**Activity:** Transcribe the records that follow, preserving every word.

Stored data entries:
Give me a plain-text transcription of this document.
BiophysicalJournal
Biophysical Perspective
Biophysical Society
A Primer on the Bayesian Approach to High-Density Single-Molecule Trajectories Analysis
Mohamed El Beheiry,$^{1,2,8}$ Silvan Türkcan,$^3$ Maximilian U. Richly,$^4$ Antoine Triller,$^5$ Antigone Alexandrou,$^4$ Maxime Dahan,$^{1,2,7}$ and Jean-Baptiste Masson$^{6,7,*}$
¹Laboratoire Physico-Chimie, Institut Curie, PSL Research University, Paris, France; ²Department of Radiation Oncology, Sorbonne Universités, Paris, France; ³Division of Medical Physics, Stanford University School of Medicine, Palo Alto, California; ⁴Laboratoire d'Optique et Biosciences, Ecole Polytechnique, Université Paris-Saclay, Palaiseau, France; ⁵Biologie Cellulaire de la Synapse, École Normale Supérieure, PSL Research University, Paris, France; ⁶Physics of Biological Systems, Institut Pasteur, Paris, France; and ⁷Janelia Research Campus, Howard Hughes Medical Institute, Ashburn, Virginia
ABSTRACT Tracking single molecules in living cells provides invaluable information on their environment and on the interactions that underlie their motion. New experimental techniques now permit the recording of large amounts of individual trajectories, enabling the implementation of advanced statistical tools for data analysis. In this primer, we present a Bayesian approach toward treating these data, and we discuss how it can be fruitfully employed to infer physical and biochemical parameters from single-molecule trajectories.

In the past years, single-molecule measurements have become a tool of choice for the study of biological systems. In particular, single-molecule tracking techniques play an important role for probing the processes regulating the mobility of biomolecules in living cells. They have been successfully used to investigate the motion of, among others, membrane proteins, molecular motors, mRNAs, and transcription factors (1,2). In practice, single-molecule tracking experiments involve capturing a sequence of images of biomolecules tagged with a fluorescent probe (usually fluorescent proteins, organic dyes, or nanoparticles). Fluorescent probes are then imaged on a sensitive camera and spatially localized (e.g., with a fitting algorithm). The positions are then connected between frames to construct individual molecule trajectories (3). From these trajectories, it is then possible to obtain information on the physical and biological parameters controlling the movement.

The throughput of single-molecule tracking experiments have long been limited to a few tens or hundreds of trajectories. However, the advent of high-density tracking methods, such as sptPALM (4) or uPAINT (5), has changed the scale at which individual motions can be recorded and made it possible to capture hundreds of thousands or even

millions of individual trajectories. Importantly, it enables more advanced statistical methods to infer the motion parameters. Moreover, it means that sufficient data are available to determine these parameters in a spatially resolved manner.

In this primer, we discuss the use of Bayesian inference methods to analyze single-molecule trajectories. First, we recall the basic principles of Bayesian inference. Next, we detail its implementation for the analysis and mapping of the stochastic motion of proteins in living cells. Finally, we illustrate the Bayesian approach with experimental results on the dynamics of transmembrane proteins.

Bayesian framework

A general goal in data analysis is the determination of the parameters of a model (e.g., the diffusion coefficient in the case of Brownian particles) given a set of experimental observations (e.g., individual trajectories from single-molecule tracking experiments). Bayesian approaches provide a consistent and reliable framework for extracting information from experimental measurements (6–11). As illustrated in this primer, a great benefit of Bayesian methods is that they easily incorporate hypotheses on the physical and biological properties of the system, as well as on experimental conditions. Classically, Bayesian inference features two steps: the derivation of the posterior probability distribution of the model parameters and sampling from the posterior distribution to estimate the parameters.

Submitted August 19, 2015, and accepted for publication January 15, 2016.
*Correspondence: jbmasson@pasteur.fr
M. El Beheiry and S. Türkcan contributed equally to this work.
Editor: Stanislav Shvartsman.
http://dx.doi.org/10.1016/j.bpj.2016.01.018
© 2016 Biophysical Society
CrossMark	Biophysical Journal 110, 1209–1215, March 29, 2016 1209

**Output of the exercise:**
Give me a plain-text transcription of this document.
BiophysicalJournal
Biophysical Perspective
Biophysical Society
A Primer on the Bayesian Approach to High-Density Single-Molecule Trajectories Analysis
Mohamed El Beheiry,$^{1,2,8}$ Silvan Türkcan,$^3$ Maximilian U. Richly,$^4$ Antoine Triller,$^5$ Antigone Alexandrou,$^4$ Maxime Dahan,$^{1,2,7}$ and Jean-Baptiste Masson$^{6,7,*}$
¹Laboratoire Physico-Chimie, Institut Curie, PSL Research University, Paris, France; ²Department of Radiation Oncology, Sorbonne Universités, Paris, France; ³Division of Medical Physics, Stanford University School of Medicine, Palo Alto, California; ⁴Laboratoire d'Optique et Biosciences, Ecole Polytechnique, Université Paris-Saclay, Palaiseau, France; ⁵Biologie Cellulaire de la Synapse, École Normale Supérieure, PSL Research University, Paris, France; ⁶Physics of Biological Systems, Institut Pasteur, Paris, France; and ⁷Janelia Research Campus, Howard Hughes Medical Institute, Ashburn, Virginia
ABSTRACT Tracking single molecules in living cells provides invaluable information on their environment and on the interactions that underlie their motion. New experimental techniques now permit the recording of large amounts of individual trajectories, enabling the implementation of advanced statistical tools for data analysis. In this primer, we present a Bayesian approach toward treating these data, and we discuss how it can be fruitfully employed to infer physical and biochemical parameters from single-molecule trajectories.

In the past years, single-molecule measurements have become a tool of choice for the study of biological systems. In particular, single-molecule tracking techniques play an important role for probing the processes regulating the mobility of biomolecules in living cells. They have been successfully used to investigate the motion of, among others, membrane proteins, molecular motors, mRNAs, and transcription factors (1,2). In practice, single-molecule tracking experiments involve capturing a sequence of images of biomolecules tagged with a fluorescent probe (usually fluorescent proteins, organic dyes, or nanoparticles). Fluorescent probes are then imaged on a sensitive camera and spatially localized (e.g., with a fitting algorithm). The positions are then connected between frames to construct individual molecule trajectories (3). From these trajectories, it is then possible to obtain information on the physical and biological parameters controlling the movement.

The throughput of single-molecule tracking experiments have long been limited to a few tens or hundreds of trajectories. However, the advent of high-density tracking methods, such as sptPALM (4) or uPAINT (5), has changed the scale at which individual motions can be recorded and made it possible to capture hundreds of thousands or even

millions of individual trajectories. Importantly, it enables more advanced statistical methods to infer the motion parameters. Moreover, it means that sufficient data are available to determine these parameters in a spatially resolved manner.

In this primer, we discuss the use of Bayesian inference methods to analyze single-molecule trajectories. First, we recall the basic principles of Bayesian inference. Next, we detail its implementation for the analysis and mapping of the stochastic motion of proteins in living cells. Finally, we illustrate the Bayesian approach with experimental results on the dynamics of transmembrane proteins.

Bayesian framework

A general goal in data analysis is the determination of the parameters of a model (e.g., the diffusion coefficient in the case of Brownian particles) given a set of experimental observations (e.g., individual trajectories from single-molecule tracking experiments). Bayesian approaches provide a consistent and reliable framework for extracting information from experimental measurements (6–11). As illustrated in this primer, a great benefit of Bayesian methods is that they easily incorporate hypotheses on the physical and biological properties of the system, as well as on experimental conditions. Classically, Bayesian inference features two steps: the derivation of the posterior probability distribution of the model parameters and sampling from the posterior distribution to estimate the parameters.

Submitted August 19, 2015, and accepted for publication January 15, 2016.
*Correspondence: jbmasson@pasteur.fr
M. El Beheiry and S. Türkcan contributed equally to this work.
Editor: Stanislav Shvartsman.
http://dx.doi.org/10.1016/j.bpj.2016.01.018
© 2016 Biophysical Society
CrossMark	Biophysical Journal 110, 1209–1215, March 29, 2016 1209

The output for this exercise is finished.